(Directions for this task)
Copy the lines below as they are; omit the images they contain.

(Task inputs)
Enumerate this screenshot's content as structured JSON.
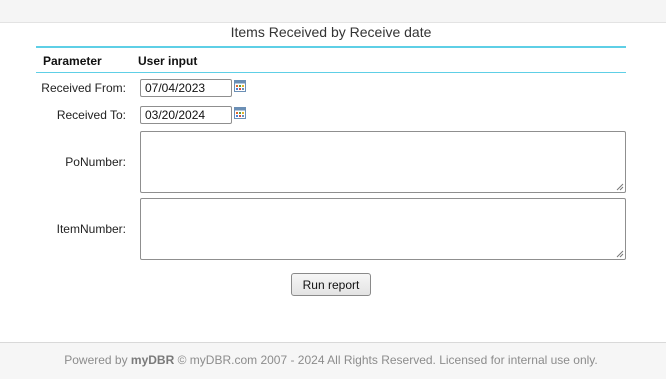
{
  "report": {
    "title": "Items Received by Receive date"
  },
  "table_header": {
    "parameter": "Parameter",
    "user_input": "User input"
  },
  "params": {
    "received_from": {
      "label": "Received From:",
      "value": "07/04/2023",
      "icon": "calendar-icon"
    },
    "received_to": {
      "label": "Received To:",
      "value": "03/20/2024",
      "icon": "calendar-icon"
    },
    "po_number": {
      "label": "PoNumber:",
      "value": ""
    },
    "item_number": {
      "label": "ItemNumber:",
      "value": ""
    }
  },
  "actions": {
    "run_report": "Run report"
  },
  "footer": {
    "powered_by": "Powered by ",
    "brand": "myDBR",
    "rest": " © myDBR.com 2007 - 2024 All Rights Reserved. Licensed for internal use only."
  },
  "colors": {
    "header_rule": "#5ecfe6",
    "footer_text": "#8c8c8c"
  }
}
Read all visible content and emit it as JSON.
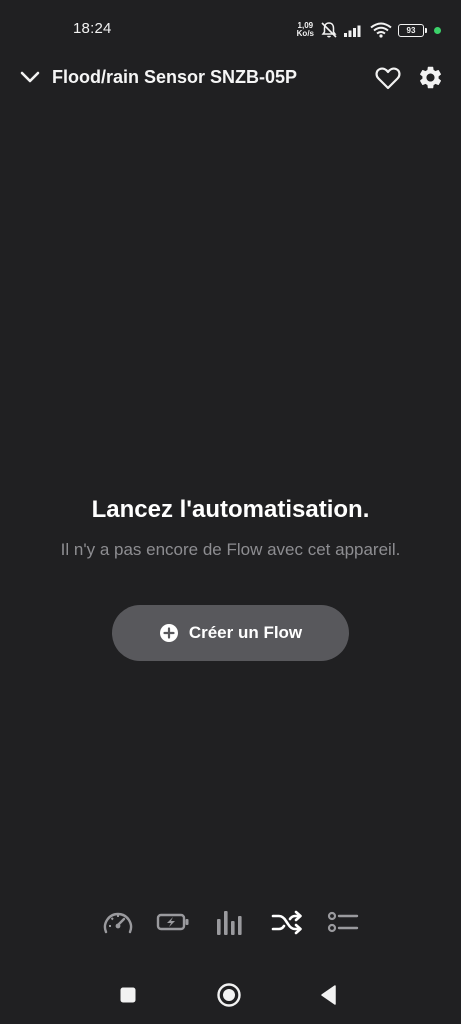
{
  "status_bar": {
    "time": "18:24",
    "net_speed_value": "1,09",
    "net_speed_unit": "Ko/s",
    "battery_level": "93",
    "icons": [
      "mute-icon",
      "signal-icon",
      "wifi-icon",
      "battery-icon",
      "privacy-dot"
    ]
  },
  "header": {
    "title": "Flood/rain Sensor SNZB-05P",
    "icons": [
      "chevron-down-icon",
      "heart-icon",
      "gear-icon"
    ]
  },
  "empty_state": {
    "headline": "Lancez l'automatisation.",
    "subtitle": "Il n'y a pas encore de Flow avec cet appareil."
  },
  "cta": {
    "label": "Créer un Flow",
    "icon": "plus-circle-icon"
  },
  "tabs": [
    {
      "icon": "gauge-icon",
      "active": false
    },
    {
      "icon": "battery-charging-icon",
      "active": false
    },
    {
      "icon": "bar-chart-icon",
      "active": false
    },
    {
      "icon": "shuffle-icon",
      "active": true
    },
    {
      "icon": "list-icon",
      "active": false
    }
  ],
  "nav_bar": {
    "icons": [
      "recents-icon",
      "home-icon",
      "back-icon"
    ]
  },
  "colors": {
    "background": "#202022",
    "button": "#58585c",
    "subtitle": "#8d8d91",
    "inactive_tab": "#9a9a9e",
    "active_tab": "#ffffff",
    "status_dot": "#3cd26a"
  }
}
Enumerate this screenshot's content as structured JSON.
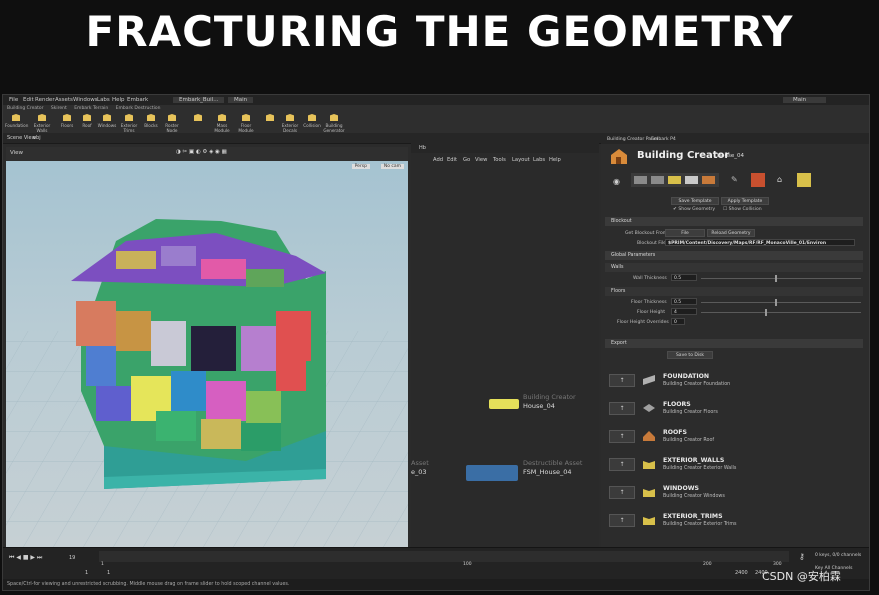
{
  "headline": "FRACTURING THE GEOMETRY",
  "menu": [
    "File",
    "Edit",
    "Render",
    "Assets",
    "Windows",
    "Labs",
    "Help",
    "Embark"
  ],
  "top_tabs": {
    "tab1": "Embark_Buil...",
    "tab2": "Main",
    "desktop": "Main"
  },
  "shelf_tabs": [
    "Building Creator",
    "Skirent",
    "Embark Terrain",
    "Embark Destruction"
  ],
  "shelf_tools": [
    "Foundation",
    "Exterior Walls",
    "Floors",
    "Roof",
    "Windows",
    "Exterior Trims",
    "Blocks",
    "Roster Node",
    "",
    "Mass Module",
    "Floor Module",
    "",
    "Exterior Decals",
    "Collision",
    "Building Generator"
  ],
  "scene_view_tab": "Scene View",
  "path_obj": "obj",
  "viewport": {
    "label": "View",
    "cam_left": "Persp",
    "cam_right": "No cam"
  },
  "network": {
    "tab": "Hb",
    "menu": [
      "Add",
      "Edit",
      "Go",
      "View",
      "Tools",
      "Layout",
      "Labs",
      "Help"
    ],
    "node1_type": "Building Creator",
    "node1_name": "House_04",
    "node2_type": "Destructible Asset",
    "node2_name": "FSM_House_04",
    "left_asset": "Asset",
    "left_name": "e_03"
  },
  "params": {
    "tab1": "Building Creator Panel",
    "tab2": "Embark P4",
    "title": "Building Creator",
    "title_sub": "House_04",
    "save_template": "Save Template",
    "apply_template": "Apply Template",
    "show_geometry": "Show Geometry",
    "show_collision": "Show Collision",
    "blockout_section": "Blockout",
    "get_blockout_label": "Get Blockout From",
    "get_blockout_value": "File",
    "reload_btn": "Reload Geometry",
    "blockout_file_label": "Blockout File",
    "blockout_file_value": "$PRIM/Content/Discovery/Maps/RF/RF_MonacoVille_01/Environ",
    "global_section": "Global Parameters",
    "walls_section": "Walls",
    "wall_thickness_label": "Wall Thickness",
    "wall_thickness": "0.5",
    "floors_section": "Floors",
    "floor_thickness_label": "Floor Thickness",
    "floor_thickness": "0.5",
    "floor_height_label": "Floor Height",
    "floor_height": "4",
    "floor_override_label": "Floor Height Overrides",
    "floor_override": "0",
    "export_section": "Export",
    "save_disk": "Save to Disk"
  },
  "modules": [
    {
      "name": "FOUNDATION",
      "desc": "Building Creator Foundation",
      "icon": "foundation-icon",
      "color": "#b0b0b0"
    },
    {
      "name": "FLOORS",
      "desc": "Building Creator Floors",
      "icon": "floors-icon",
      "color": "#a0a0a0"
    },
    {
      "name": "ROOFS",
      "desc": "Building Creator Roof",
      "icon": "roof-icon",
      "color": "#c87a3a"
    },
    {
      "name": "EXTERIOR_WALLS",
      "desc": "Building Creator Exterior Walls",
      "icon": "walls-icon",
      "color": "#d8c04a"
    },
    {
      "name": "WINDOWS",
      "desc": "Building Creator Windows",
      "icon": "windows-icon",
      "color": "#d8c04a"
    },
    {
      "name": "EXTERIOR_TRIMS",
      "desc": "Building Creator Exterior Trims",
      "icon": "trims-icon",
      "color": "#d8c04a"
    }
  ],
  "timeline": {
    "frame": "19",
    "start": "1",
    "end": "1",
    "ticks": [
      "1",
      "",
      "100",
      "",
      "200",
      "",
      "300"
    ],
    "end_a": "2400",
    "end_b": "2400",
    "keys": "0 keys, 0/0 channels",
    "channels": "Key All Channels"
  },
  "status": "Space/Ctrl-for viewing and unrestricted scrubbing. Middle mouse drag on frame slider to hold scoped channel values.",
  "watermark": "CSDN @安柏霖"
}
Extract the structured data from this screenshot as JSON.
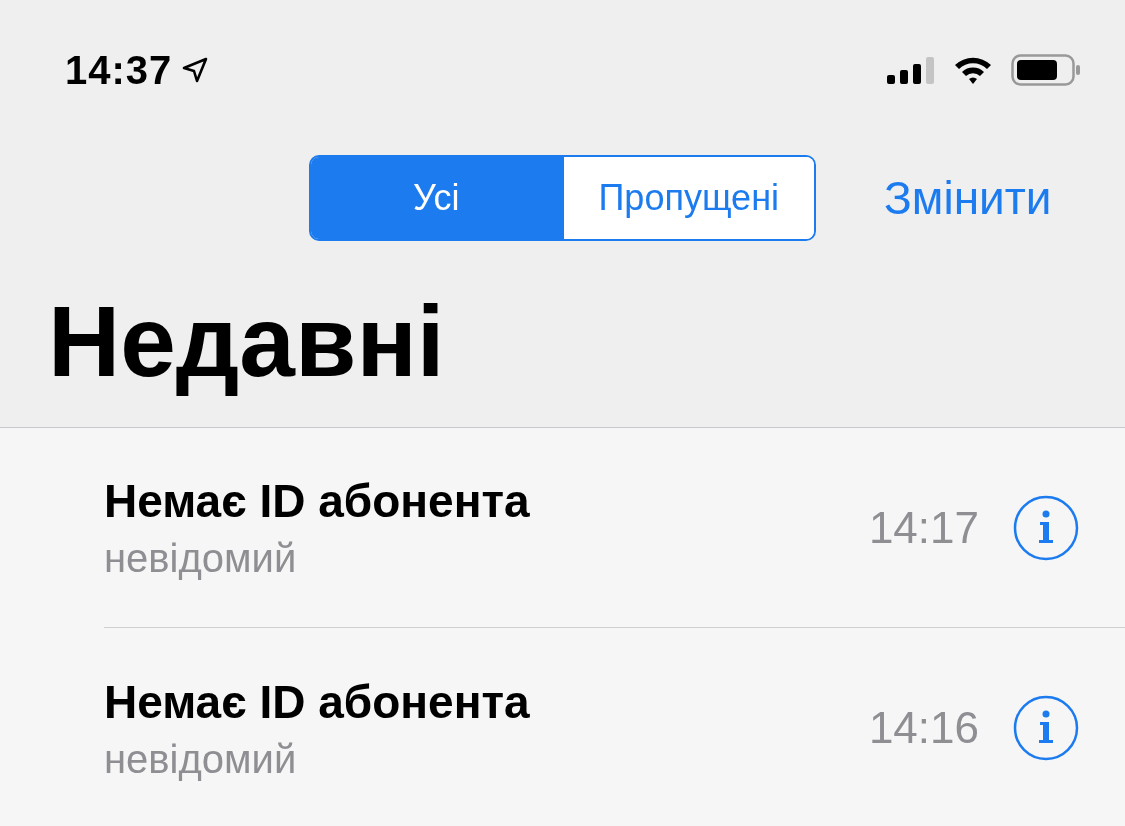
{
  "status_bar": {
    "time": "14:37"
  },
  "segments": [
    {
      "label": "Усі",
      "selected": true
    },
    {
      "label": "Пропущені",
      "selected": false
    }
  ],
  "edit_button": {
    "label": "Змінити"
  },
  "title": "Недавні",
  "calls": [
    {
      "name": "Немає ID абонента",
      "detail": "невідомий",
      "time": "14:17"
    },
    {
      "name": "Немає ID абонента",
      "detail": "невідомий",
      "time": "14:16"
    }
  ]
}
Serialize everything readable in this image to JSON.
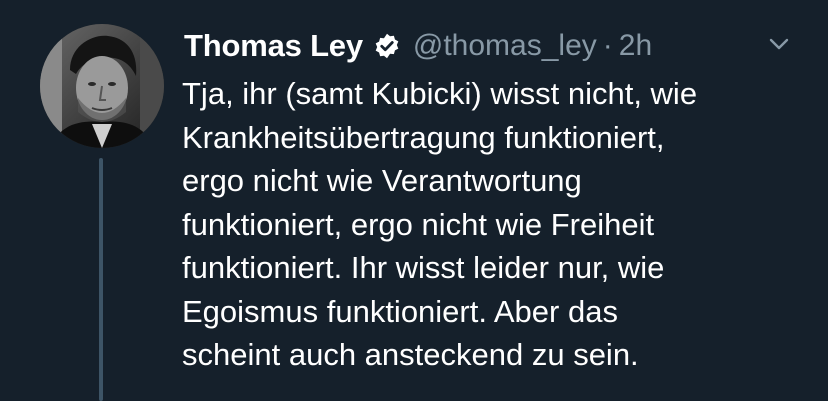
{
  "tweet": {
    "author": {
      "display_name": "Thomas Ley",
      "handle": "@thomas_ley",
      "verified": true
    },
    "separator": "·",
    "timestamp": "2h",
    "text_lines": [
      "Tja, ihr (samt Kubicki) wisst nicht, wie",
      "Krankheitsübertragung funktioniert,",
      "ergo nicht wie Verantwortung",
      "funktioniert, ergo nicht wie Freiheit",
      "funktioniert. Ihr wisst leider nur, wie",
      "Egoismus funktioniert. Aber das",
      "scheint auch ansteckend zu sein."
    ]
  },
  "icons": {
    "verified": "verified-badge-icon",
    "caret": "chevron-down-icon"
  },
  "colors": {
    "background": "#15202b",
    "text_primary": "#ffffff",
    "text_secondary": "#8899a6",
    "thread_line": "#3d5466"
  }
}
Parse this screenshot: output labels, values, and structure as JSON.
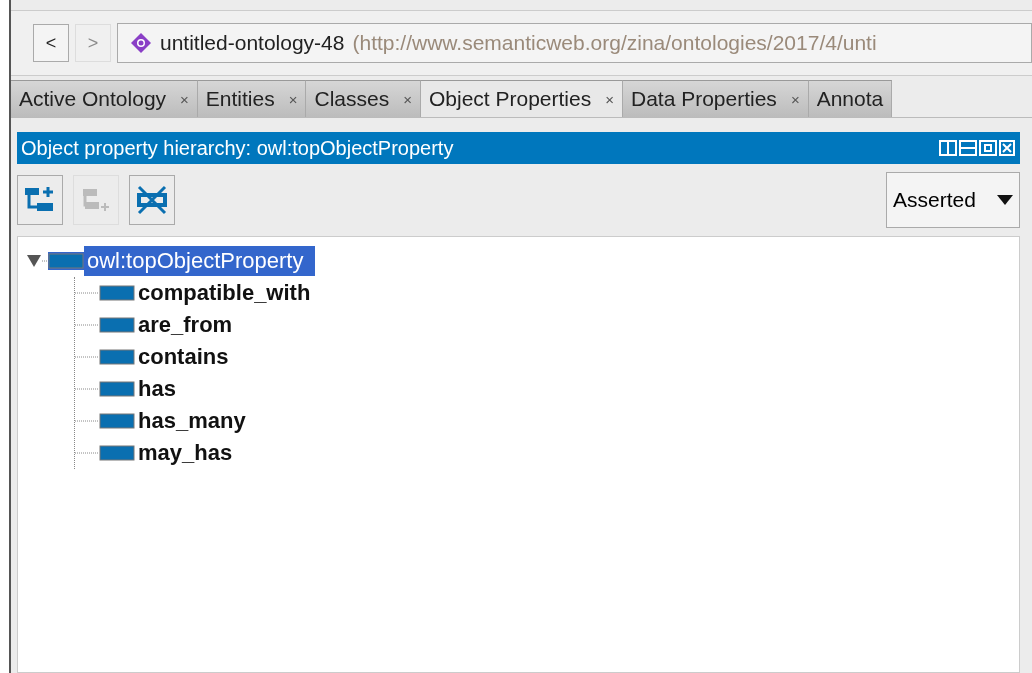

(Task response)
Enumerate this screenshot's content as structured JSON.
{
  "report": {
    "title": "Items Received by Receive date"
  },
  "table_header": {
    "parameter": "Parameter",
    "user_input": "User input"
  },
  "params": {
    "received_from": {
      "label": "Received From:",
      "value": "07/04/2023",
      "icon": "calendar-icon"
    },
    "received_to": {
      "label": "Received To:",
      "value": "03/20/2024",
      "icon": "calendar-icon"
    },
    "po_number": {
      "label": "PoNumber:",
      "value": ""
    },
    "item_number": {
      "label": "ItemNumber:",
      "value": ""
    }
  },
  "actions": {
    "run_report": "Run report"
  },
  "footer": {
    "powered_by": "Powered by ",
    "brand": "myDBR",
    "rest": " © myDBR.com 2007 - 2024 All Rights Reserved. Licensed for internal use only."
  },
  "colors": {
    "header_rule": "#5ecfe6",
    "footer_text": "#8c8c8c"
  }
}
Read all visible content and emit it as JSON.
{
  "status_bar": {
    "time": "18:24",
    "net_speed_value": "1,09",
    "net_speed_unit": "Ko/s",
    "battery_level": "93",
    "icons": [
      "mute-icon",
      "signal-icon",
      "wifi-icon",
      "battery-icon",
      "privacy-dot"
    ]
  },
  "header": {
    "title": "Flood/rain Sensor SNZB-05P",
    "icons": [
      "chevron-down-icon",
      "heart-icon",
      "gear-icon"
    ]
  },
  "empty_state": {
    "headline": "Lancez l'automatisation.",
    "subtitle": "Il n'y a pas encore de Flow avec cet appareil."
  },
  "cta": {
    "label": "Créer un Flow",
    "icon": "plus-circle-icon"
  },
  "tabs": [
    {
      "icon": "gauge-icon",
      "active": false
    },
    {
      "icon": "battery-charging-icon",
      "active": false
    },
    {
      "icon": "bar-chart-icon",
      "active": false
    },
    {
      "icon": "shuffle-icon",
      "active": true
    },
    {
      "icon": "list-icon",
      "active": false
    }
  ],
  "nav_bar": {
    "icons": [
      "recents-icon",
      "home-icon",
      "back-icon"
    ]
  },
  "colors": {
    "background": "#202022",
    "button": "#58585c",
    "subtitle": "#8d8d91",
    "inactive_tab": "#9a9a9e",
    "active_tab": "#ffffff",
    "status_dot": "#3cd26a"
  }
}
Enumerate this screenshot's content as structured JSON.
{
  "headline": "FRACTURING THE GEOMETRY",
  "menu": [
    "File",
    "Edit",
    "Render",
    "Assets",
    "Windows",
    "Labs",
    "Help",
    "Embark"
  ],
  "top_tabs": {
    "tab1": "Embark_Buil...",
    "tab2": "Main",
    "desktop": "Main"
  },
  "shelf_tabs": [
    "Building Creator",
    "Skirent",
    "Embark Terrain",
    "Embark Destruction"
  ],
  "shelf_tools": [
    "Foundation",
    "Exterior Walls",
    "Floors",
    "Roof",
    "Windows",
    "Exterior Trims",
    "Blocks",
    "Roster Node",
    "",
    "Mass Module",
    "Floor Module",
    "",
    "Exterior Decals",
    "Collision",
    "Building Generator"
  ],
  "scene_view_tab": "Scene View",
  "path_obj": "obj",
  "viewport": {
    "label": "View",
    "cam_left": "Persp",
    "cam_right": "No cam"
  },
  "network": {
    "tab": "Hb",
    "menu": [
      "Add",
      "Edit",
      "Go",
      "View",
      "Tools",
      "Layout",
      "Labs",
      "Help"
    ],
    "node1_type": "Building Creator",
    "node1_name": "House_04",
    "node2_type": "Destructible Asset",
    "node2_name": "FSM_House_04",
    "left_asset": "Asset",
    "left_name": "e_03"
  },
  "params": {
    "tab1": "Building Creator Panel",
    "tab2": "Embark P4",
    "title": "Building Creator",
    "title_sub": "House_04",
    "save_template": "Save Template",
    "apply_template": "Apply Template",
    "show_geometry": "Show Geometry",
    "show_collision": "Show Collision",
    "blockout_section": "Blockout",
    "get_blockout_label": "Get Blockout From",
    "get_blockout_value": "File",
    "reload_btn": "Reload Geometry",
    "blockout_file_label": "Blockout File",
    "blockout_file_value": "$PRIM/Content/Discovery/Maps/RF/RF_MonacoVille_01/Environ",
    "global_section": "Global Parameters",
    "walls_section": "Walls",
    "wall_thickness_label": "Wall Thickness",
    "wall_thickness": "0.5",
    "floors_section": "Floors",
    "floor_thickness_label": "Floor Thickness",
    "floor_thickness": "0.5",
    "floor_height_label": "Floor Height",
    "floor_height": "4",
    "floor_override_label": "Floor Height Overrides",
    "floor_override": "0",
    "export_section": "Export",
    "save_disk": "Save to Disk"
  },
  "modules": [
    {
      "name": "FOUNDATION",
      "desc": "Building Creator Foundation",
      "icon": "foundation-icon",
      "color": "#b0b0b0"
    },
    {
      "name": "FLOORS",
      "desc": "Building Creator Floors",
      "icon": "floors-icon",
      "color": "#a0a0a0"
    },
    {
      "name": "ROOFS",
      "desc": "Building Creator Roof",
      "icon": "roof-icon",
      "color": "#c87a3a"
    },
    {
      "name": "EXTERIOR_WALLS",
      "desc": "Building Creator Exterior Walls",
      "icon": "walls-icon",
      "color": "#d8c04a"
    },
    {
      "name": "WINDOWS",
      "desc": "Building Creator Windows",
      "icon": "windows-icon",
      "color": "#d8c04a"
    },
    {
      "name": "EXTERIOR_TRIMS",
      "desc": "Building Creator Exterior Trims",
      "icon": "trims-icon",
      "color": "#d8c04a"
    }
  ],
  "timeline": {
    "frame": "19",
    "start": "1",
    "end": "1",
    "ticks": [
      "1",
      "",
      "100",
      "",
      "200",
      "",
      "300"
    ],
    "end_a": "2400",
    "end_b": "2400",
    "keys": "0 keys, 0/0 channels",
    "channels": "Key All Channels"
  },
  "status": "Space/Ctrl-for viewing and unrestricted scrubbing. Middle mouse drag on frame slider to hold scoped channel values.",
  "watermark": "CSDN @安柏霖"
}
Extract the structured data from this screenshot as JSON.
{
  "status_bar": {
    "time": "14:37"
  },
  "segments": [
    {
      "label": "Усі",
      "selected": true
    },
    {
      "label": "Пропущені",
      "selected": false
    }
  ],
  "edit_button": {
    "label": "Змінити"
  },
  "title": "Недавні",
  "calls": [
    {
      "name": "Немає ID абонента",
      "detail": "невідомий",
      "time": "14:17"
    },
    {
      "name": "Немає ID абонента",
      "detail": "невідомий",
      "time": "14:16"
    }
  ]
}
Serialize everything readable in this image to JSON.
{
  "tweet": {
    "author": {
      "display_name": "Thomas Ley",
      "handle": "@thomas_ley",
      "verified": true
    },
    "separator": "·",
    "timestamp": "2h",
    "text_lines": [
      "Tja, ihr (samt Kubicki) wisst nicht, wie",
      "Krankheitsübertragung funktioniert,",
      "ergo nicht wie Verantwortung",
      "funktioniert, ergo nicht wie Freiheit",
      "funktioniert. Ihr wisst leider nur, wie",
      "Egoismus funktioniert. Aber das",
      "scheint auch ansteckend zu sein."
    ]
  },
  "icons": {
    "verified": "verified-badge-icon",
    "caret": "chevron-down-icon"
  },
  "colors": {
    "background": "#15202b",
    "text_primary": "#ffffff",
    "text_secondary": "#8899a6",
    "thread_line": "#3d5466"
  }
}
Parse this screenshot: output labels, values, and structure as JSON.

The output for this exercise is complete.